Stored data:
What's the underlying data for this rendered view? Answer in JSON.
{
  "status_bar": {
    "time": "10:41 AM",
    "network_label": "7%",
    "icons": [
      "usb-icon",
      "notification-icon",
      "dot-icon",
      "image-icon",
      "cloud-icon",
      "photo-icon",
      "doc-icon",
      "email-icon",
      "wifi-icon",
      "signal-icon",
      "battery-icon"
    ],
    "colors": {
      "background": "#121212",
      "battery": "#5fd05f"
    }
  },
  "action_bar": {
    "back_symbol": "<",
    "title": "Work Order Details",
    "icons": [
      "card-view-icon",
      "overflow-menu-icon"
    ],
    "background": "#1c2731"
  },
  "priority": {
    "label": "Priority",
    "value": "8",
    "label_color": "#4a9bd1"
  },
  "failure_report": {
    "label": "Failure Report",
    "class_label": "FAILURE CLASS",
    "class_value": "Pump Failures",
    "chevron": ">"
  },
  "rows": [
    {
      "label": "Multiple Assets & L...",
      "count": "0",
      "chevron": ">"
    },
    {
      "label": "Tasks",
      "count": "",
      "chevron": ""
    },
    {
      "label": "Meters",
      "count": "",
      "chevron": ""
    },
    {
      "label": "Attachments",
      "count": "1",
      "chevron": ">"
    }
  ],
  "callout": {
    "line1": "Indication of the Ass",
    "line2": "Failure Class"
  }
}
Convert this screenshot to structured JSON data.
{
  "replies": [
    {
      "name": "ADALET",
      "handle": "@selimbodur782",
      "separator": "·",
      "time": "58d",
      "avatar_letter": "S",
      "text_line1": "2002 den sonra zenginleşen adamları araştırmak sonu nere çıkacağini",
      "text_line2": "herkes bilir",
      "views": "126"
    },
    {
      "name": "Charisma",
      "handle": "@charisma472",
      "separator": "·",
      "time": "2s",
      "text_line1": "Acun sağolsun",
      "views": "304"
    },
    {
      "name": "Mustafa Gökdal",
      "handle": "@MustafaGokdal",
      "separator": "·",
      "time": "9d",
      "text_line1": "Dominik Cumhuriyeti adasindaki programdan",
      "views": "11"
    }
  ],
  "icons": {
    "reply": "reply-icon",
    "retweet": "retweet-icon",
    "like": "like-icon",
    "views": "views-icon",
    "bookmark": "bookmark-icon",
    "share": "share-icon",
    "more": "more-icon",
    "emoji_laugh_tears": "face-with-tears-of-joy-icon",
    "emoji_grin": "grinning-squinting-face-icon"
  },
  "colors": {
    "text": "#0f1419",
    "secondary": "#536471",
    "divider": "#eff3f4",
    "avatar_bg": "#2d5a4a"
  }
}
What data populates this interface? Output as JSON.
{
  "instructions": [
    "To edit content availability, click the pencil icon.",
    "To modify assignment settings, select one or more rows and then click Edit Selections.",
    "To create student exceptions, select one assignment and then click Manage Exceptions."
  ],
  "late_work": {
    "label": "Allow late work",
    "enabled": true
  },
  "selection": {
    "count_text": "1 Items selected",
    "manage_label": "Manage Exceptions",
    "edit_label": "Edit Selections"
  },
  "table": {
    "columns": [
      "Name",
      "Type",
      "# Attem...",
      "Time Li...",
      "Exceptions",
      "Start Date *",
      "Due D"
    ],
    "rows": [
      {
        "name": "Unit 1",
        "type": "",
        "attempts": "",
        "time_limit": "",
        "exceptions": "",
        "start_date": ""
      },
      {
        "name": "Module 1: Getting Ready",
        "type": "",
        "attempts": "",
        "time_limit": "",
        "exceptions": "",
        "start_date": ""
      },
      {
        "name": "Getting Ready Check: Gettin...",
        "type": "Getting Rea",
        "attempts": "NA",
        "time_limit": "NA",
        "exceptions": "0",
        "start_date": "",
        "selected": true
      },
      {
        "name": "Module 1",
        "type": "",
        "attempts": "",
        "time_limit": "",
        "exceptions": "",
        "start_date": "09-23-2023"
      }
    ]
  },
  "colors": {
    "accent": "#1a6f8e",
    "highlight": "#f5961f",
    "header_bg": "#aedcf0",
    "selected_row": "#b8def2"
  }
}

> _Work to complete_:
Return what is listed above, exactly and completely.

> _Result of the task_:
What's the underlying data for this rendered view? Answer in JSON.
{
  "status_bar": {
    "time": "10:41 AM",
    "network_label": "7%",
    "icons": [
      "usb-icon",
      "notification-icon",
      "dot-icon",
      "image-icon",
      "cloud-icon",
      "photo-icon",
      "doc-icon",
      "email-icon",
      "wifi-icon",
      "signal-icon",
      "battery-icon"
    ],
    "colors": {
      "background": "#121212",
      "battery": "#5fd05f"
    }
  },
  "action_bar": {
    "back_symbol": "<",
    "title": "Work Order Details",
    "icons": [
      "card-view-icon",
      "overflow-menu-icon"
    ],
    "background": "#1c2731"
  },
  "priority": {
    "label": "Priority",
    "value": "8",
    "label_color": "#4a9bd1"
  },
  "failure_report": {
    "label": "Failure Report",
    "class_label": "FAILURE CLASS",
    "class_value": "Pump Failures",
    "chevron": ">"
  },
  "rows": [
    {
      "label": "Multiple Assets & L...",
      "count": "0",
      "chevron": ">"
    },
    {
      "label": "Tasks",
      "count": "",
      "chevron": ""
    },
    {
      "label": "Meters",
      "count": "",
      "chevron": ""
    },
    {
      "label": "Attachments",
      "count": "1",
      "chevron": ">"
    }
  ],
  "callout": {
    "line1": "Indication of the Ass",
    "line2": "Failure Class"
  }
}
Convert this screenshot to structured JSON data.
{
  "replies": [
    {
      "name": "ADALET",
      "handle": "@selimbodur782",
      "separator": "·",
      "time": "58d",
      "avatar_letter": "S",
      "text_line1": "2002 den sonra zenginleşen adamları araştırmak sonu nere çıkacağini",
      "text_line2": "herkes bilir",
      "views": "126"
    },
    {
      "name": "Charisma",
      "handle": "@charisma472",
      "separator": "·",
      "time": "2s",
      "text_line1": "Acun sağolsun",
      "views": "304"
    },
    {
      "name": "Mustafa Gökdal",
      "handle": "@MustafaGokdal",
      "separator": "·",
      "time": "9d",
      "text_line1": "Dominik Cumhuriyeti adasindaki programdan",
      "views": "11"
    }
  ],
  "icons": {
    "reply": "reply-icon",
    "retweet": "retweet-icon",
    "like": "like-icon",
    "views": "views-icon",
    "bookmark": "bookmark-icon",
    "share": "share-icon",
    "more": "more-icon",
    "emoji_laugh_tears": "face-with-tears-of-joy-icon",
    "emoji_grin": "grinning-squinting-face-icon"
  },
  "colors": {
    "text": "#0f1419",
    "secondary": "#536471",
    "divider": "#eff3f4",
    "avatar_bg": "#2d5a4a"
  }
}
What data populates this interface? Output as JSON.
{
  "instructions": [
    "To edit content availability, click the pencil icon.",
    "To modify assignment settings, select one or more rows and then click Edit Selections.",
    "To create student exceptions, select one assignment and then click Manage Exceptions."
  ],
  "late_work": {
    "label": "Allow late work",
    "enabled": true
  },
  "selection": {
    "count_text": "1 Items selected",
    "manage_label": "Manage Exceptions",
    "edit_label": "Edit Selections"
  },
  "table": {
    "columns": [
      "Name",
      "Type",
      "# Attem...",
      "Time Li...",
      "Exceptions",
      "Start Date *",
      "Due D"
    ],
    "rows": [
      {
        "name": "Unit 1",
        "type": "",
        "attempts": "",
        "time_limit": "",
        "exceptions": "",
        "start_date": ""
      },
      {
        "name": "Module 1: Getting Ready",
        "type": "",
        "attempts": "",
        "time_limit": "",
        "exceptions": "",
        "start_date": ""
      },
      {
        "name": "Getting Ready Check: Gettin...",
        "type": "Getting Rea",
        "attempts": "NA",
        "time_limit": "NA",
        "exceptions": "0",
        "start_date": "",
        "selected": true
      },
      {
        "name": "Module 1",
        "type": "",
        "attempts": "",
        "time_limit": "",
        "exceptions": "",
        "start_date": "09-23-2023"
      }
    ]
  },
  "colors": {
    "accent": "#1a6f8e",
    "highlight": "#f5961f",
    "header_bg": "#aedcf0",
    "selected_row": "#b8def2"
  }
}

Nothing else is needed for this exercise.